-- Begin Dataset excerpts --

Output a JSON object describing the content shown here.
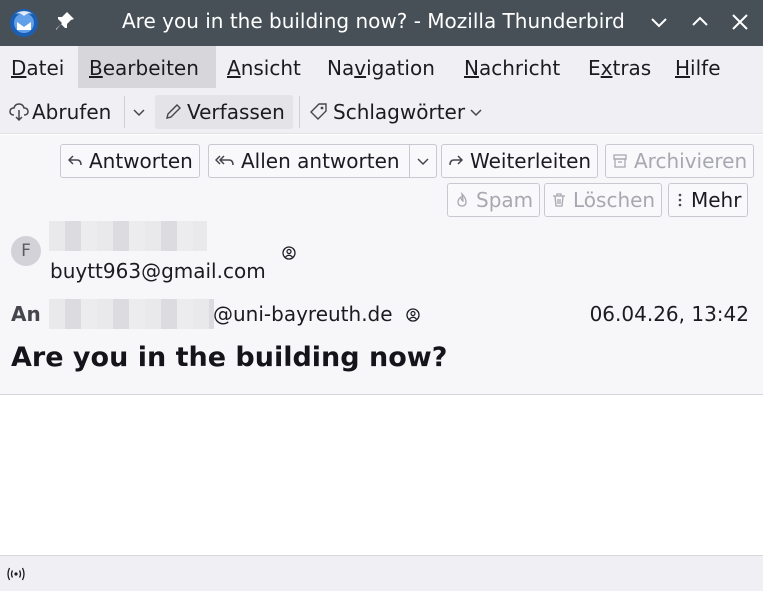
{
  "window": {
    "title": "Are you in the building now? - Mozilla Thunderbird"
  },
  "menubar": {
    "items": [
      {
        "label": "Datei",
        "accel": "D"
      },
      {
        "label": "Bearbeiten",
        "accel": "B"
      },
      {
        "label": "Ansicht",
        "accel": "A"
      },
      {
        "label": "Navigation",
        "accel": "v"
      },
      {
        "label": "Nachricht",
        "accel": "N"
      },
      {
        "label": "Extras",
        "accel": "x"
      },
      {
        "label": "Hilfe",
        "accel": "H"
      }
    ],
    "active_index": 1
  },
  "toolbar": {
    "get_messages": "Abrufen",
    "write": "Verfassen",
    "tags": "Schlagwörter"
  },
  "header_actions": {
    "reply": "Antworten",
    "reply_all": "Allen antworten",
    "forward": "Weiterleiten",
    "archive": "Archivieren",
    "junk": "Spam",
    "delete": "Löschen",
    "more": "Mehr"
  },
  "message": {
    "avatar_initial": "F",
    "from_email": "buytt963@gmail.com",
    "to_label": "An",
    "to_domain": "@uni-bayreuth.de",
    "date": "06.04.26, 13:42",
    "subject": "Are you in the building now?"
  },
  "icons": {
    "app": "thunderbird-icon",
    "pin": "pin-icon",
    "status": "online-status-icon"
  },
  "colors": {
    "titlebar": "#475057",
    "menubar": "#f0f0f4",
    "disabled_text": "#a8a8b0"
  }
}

-- End Dataset excerpts --

Given task
Restate the records above in full, word for word. Keep pictures out.

Result for this task
Output a JSON object describing the content shown here.
{
  "window": {
    "title": "Are you in the building now? - Mozilla Thunderbird"
  },
  "menubar": {
    "items": [
      {
        "label": "Datei",
        "accel": "D"
      },
      {
        "label": "Bearbeiten",
        "accel": "B"
      },
      {
        "label": "Ansicht",
        "accel": "A"
      },
      {
        "label": "Navigation",
        "accel": "v"
      },
      {
        "label": "Nachricht",
        "accel": "N"
      },
      {
        "label": "Extras",
        "accel": "x"
      },
      {
        "label": "Hilfe",
        "accel": "H"
      }
    ],
    "active_index": 1
  },
  "toolbar": {
    "get_messages": "Abrufen",
    "write": "Verfassen",
    "tags": "Schlagwörter"
  },
  "header_actions": {
    "reply": "Antworten",
    "reply_all": "Allen antworten",
    "forward": "Weiterleiten",
    "archive": "Archivieren",
    "junk": "Spam",
    "delete": "Löschen",
    "more": "Mehr"
  },
  "message": {
    "avatar_initial": "F",
    "from_email": "buytt963@gmail.com",
    "to_label": "An",
    "to_domain": "@uni-bayreuth.de",
    "date": "06.04.26, 13:42",
    "subject": "Are you in the building now?"
  },
  "icons": {
    "app": "thunderbird-icon",
    "pin": "pin-icon",
    "status": "online-status-icon"
  },
  "colors": {
    "titlebar": "#475057",
    "menubar": "#f0f0f4",
    "disabled_text": "#a8a8b0"
  }
}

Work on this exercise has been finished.